[WRITTEN EXERCISE]
Write out each entry, exactly the way it appears.
>> Begin RECORDS PROVIDED
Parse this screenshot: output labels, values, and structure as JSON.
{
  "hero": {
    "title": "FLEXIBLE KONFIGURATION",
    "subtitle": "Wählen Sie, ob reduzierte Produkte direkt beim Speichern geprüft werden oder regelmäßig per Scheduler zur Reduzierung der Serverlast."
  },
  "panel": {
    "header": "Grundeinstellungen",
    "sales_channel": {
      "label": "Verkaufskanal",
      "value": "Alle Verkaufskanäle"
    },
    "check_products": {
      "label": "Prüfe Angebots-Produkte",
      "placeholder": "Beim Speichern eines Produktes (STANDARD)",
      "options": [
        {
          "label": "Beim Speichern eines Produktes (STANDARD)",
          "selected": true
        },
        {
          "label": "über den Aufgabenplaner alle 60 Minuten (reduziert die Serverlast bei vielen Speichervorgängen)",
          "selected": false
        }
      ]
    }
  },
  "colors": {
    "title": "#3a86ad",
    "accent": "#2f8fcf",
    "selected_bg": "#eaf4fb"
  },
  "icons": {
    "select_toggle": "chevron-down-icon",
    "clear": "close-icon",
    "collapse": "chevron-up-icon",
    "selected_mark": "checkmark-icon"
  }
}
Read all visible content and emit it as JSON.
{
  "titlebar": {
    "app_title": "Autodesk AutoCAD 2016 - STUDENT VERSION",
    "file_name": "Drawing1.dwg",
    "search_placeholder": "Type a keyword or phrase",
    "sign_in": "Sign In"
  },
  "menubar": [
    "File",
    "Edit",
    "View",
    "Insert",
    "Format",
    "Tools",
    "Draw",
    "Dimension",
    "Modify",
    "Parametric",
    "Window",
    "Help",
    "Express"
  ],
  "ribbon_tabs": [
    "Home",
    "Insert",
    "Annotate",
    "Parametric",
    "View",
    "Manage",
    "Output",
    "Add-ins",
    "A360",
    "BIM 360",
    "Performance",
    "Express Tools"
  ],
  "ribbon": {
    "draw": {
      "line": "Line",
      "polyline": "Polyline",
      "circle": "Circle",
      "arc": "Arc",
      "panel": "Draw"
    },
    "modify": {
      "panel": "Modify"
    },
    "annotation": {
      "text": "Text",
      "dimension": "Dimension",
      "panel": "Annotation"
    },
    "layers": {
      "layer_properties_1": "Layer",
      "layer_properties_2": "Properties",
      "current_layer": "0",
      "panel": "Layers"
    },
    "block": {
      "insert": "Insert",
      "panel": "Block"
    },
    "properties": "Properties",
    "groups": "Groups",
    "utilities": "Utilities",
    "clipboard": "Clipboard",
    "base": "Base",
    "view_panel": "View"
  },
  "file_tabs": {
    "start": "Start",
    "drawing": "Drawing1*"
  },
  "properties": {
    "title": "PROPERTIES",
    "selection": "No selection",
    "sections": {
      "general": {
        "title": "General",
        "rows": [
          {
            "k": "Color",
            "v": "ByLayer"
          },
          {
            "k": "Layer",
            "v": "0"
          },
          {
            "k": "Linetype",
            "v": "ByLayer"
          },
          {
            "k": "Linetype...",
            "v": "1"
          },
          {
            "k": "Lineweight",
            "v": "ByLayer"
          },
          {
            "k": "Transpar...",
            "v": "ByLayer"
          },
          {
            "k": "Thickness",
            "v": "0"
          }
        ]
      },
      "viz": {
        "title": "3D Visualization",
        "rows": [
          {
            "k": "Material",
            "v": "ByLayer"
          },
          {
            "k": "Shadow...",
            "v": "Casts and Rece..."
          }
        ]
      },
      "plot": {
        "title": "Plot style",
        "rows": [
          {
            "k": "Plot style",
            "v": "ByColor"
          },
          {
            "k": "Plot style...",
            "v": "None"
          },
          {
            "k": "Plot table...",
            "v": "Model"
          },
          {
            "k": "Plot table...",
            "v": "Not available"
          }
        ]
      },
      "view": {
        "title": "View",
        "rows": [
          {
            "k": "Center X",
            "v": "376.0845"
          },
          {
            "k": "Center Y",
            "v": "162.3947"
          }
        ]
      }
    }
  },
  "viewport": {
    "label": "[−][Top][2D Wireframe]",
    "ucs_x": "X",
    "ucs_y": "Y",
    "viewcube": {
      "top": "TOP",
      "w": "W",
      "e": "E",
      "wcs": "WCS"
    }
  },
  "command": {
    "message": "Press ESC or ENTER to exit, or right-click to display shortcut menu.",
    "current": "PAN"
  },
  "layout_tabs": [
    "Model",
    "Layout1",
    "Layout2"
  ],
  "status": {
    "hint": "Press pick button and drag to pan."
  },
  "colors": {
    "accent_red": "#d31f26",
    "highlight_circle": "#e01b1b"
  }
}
>> End RECORDS PROVIDED
[REPLY]
Parse this screenshot: output labels, values, and structure as JSON.
{
  "hero": {
    "title": "FLEXIBLE KONFIGURATION",
    "subtitle": "Wählen Sie, ob reduzierte Produkte direkt beim Speichern geprüft werden oder regelmäßig per Scheduler zur Reduzierung der Serverlast."
  },
  "panel": {
    "header": "Grundeinstellungen",
    "sales_channel": {
      "label": "Verkaufskanal",
      "value": "Alle Verkaufskanäle"
    },
    "check_products": {
      "label": "Prüfe Angebots-Produkte",
      "placeholder": "Beim Speichern eines Produktes (STANDARD)",
      "options": [
        {
          "label": "Beim Speichern eines Produktes (STANDARD)",
          "selected": true
        },
        {
          "label": "über den Aufgabenplaner alle 60 Minuten (reduziert die Serverlast bei vielen Speichervorgängen)",
          "selected": false
        }
      ]
    }
  },
  "colors": {
    "title": "#3a86ad",
    "accent": "#2f8fcf",
    "selected_bg": "#eaf4fb"
  },
  "icons": {
    "select_toggle": "chevron-down-icon",
    "clear": "close-icon",
    "collapse": "chevron-up-icon",
    "selected_mark": "checkmark-icon"
  }
}
Read all visible content and emit it as JSON.
{
  "titlebar": {
    "app_title": "Autodesk AutoCAD 2016 - STUDENT VERSION",
    "file_name": "Drawing1.dwg",
    "search_placeholder": "Type a keyword or phrase",
    "sign_in": "Sign In"
  },
  "menubar": [
    "File",
    "Edit",
    "View",
    "Insert",
    "Format",
    "Tools",
    "Draw",
    "Dimension",
    "Modify",
    "Parametric",
    "Window",
    "Help",
    "Express"
  ],
  "ribbon_tabs": [
    "Home",
    "Insert",
    "Annotate",
    "Parametric",
    "View",
    "Manage",
    "Output",
    "Add-ins",
    "A360",
    "BIM 360",
    "Performance",
    "Express Tools"
  ],
  "ribbon": {
    "draw": {
      "line": "Line",
      "polyline": "Polyline",
      "circle": "Circle",
      "arc": "Arc",
      "panel": "Draw"
    },
    "modify": {
      "panel": "Modify"
    },
    "annotation": {
      "text": "Text",
      "dimension": "Dimension",
      "panel": "Annotation"
    },
    "layers": {
      "layer_properties_1": "Layer",
      "layer_properties_2": "Properties",
      "current_layer": "0",
      "panel": "Layers"
    },
    "block": {
      "insert": "Insert",
      "panel": "Block"
    },
    "properties": "Properties",
    "groups": "Groups",
    "utilities": "Utilities",
    "clipboard": "Clipboard",
    "base": "Base",
    "view_panel": "View"
  },
  "file_tabs": {
    "start": "Start",
    "drawing": "Drawing1*"
  },
  "properties": {
    "title": "PROPERTIES",
    "selection": "No selection",
    "sections": {
      "general": {
        "title": "General",
        "rows": [
          {
            "k": "Color",
            "v": "ByLayer"
          },
          {
            "k": "Layer",
            "v": "0"
          },
          {
            "k": "Linetype",
            "v": "ByLayer"
          },
          {
            "k": "Linetype...",
            "v": "1"
          },
          {
            "k": "Lineweight",
            "v": "ByLayer"
          },
          {
            "k": "Transpar...",
            "v": "ByLayer"
          },
          {
            "k": "Thickness",
            "v": "0"
          }
        ]
      },
      "viz": {
        "title": "3D Visualization",
        "rows": [
          {
            "k": "Material",
            "v": "ByLayer"
          },
          {
            "k": "Shadow...",
            "v": "Casts and Rece..."
          }
        ]
      },
      "plot": {
        "title": "Plot style",
        "rows": [
          {
            "k": "Plot style",
            "v": "ByColor"
          },
          {
            "k": "Plot style...",
            "v": "None"
          },
          {
            "k": "Plot table...",
            "v": "Model"
          },
          {
            "k": "Plot table...",
            "v": "Not available"
          }
        ]
      },
      "view": {
        "title": "View",
        "rows": [
          {
            "k": "Center X",
            "v": "376.0845"
          },
          {
            "k": "Center Y",
            "v": "162.3947"
          }
        ]
      }
    }
  },
  "viewport": {
    "label": "[−][Top][2D Wireframe]",
    "ucs_x": "X",
    "ucs_y": "Y",
    "viewcube": {
      "top": "TOP",
      "w": "W",
      "e": "E",
      "wcs": "WCS"
    }
  },
  "command": {
    "message": "Press ESC or ENTER to exit, or right-click to display shortcut menu.",
    "current": "PAN"
  },
  "layout_tabs": [
    "Model",
    "Layout1",
    "Layout2"
  ],
  "status": {
    "hint": "Press pick button and drag to pan."
  },
  "colors": {
    "accent_red": "#d31f26",
    "highlight_circle": "#e01b1b"
  }
}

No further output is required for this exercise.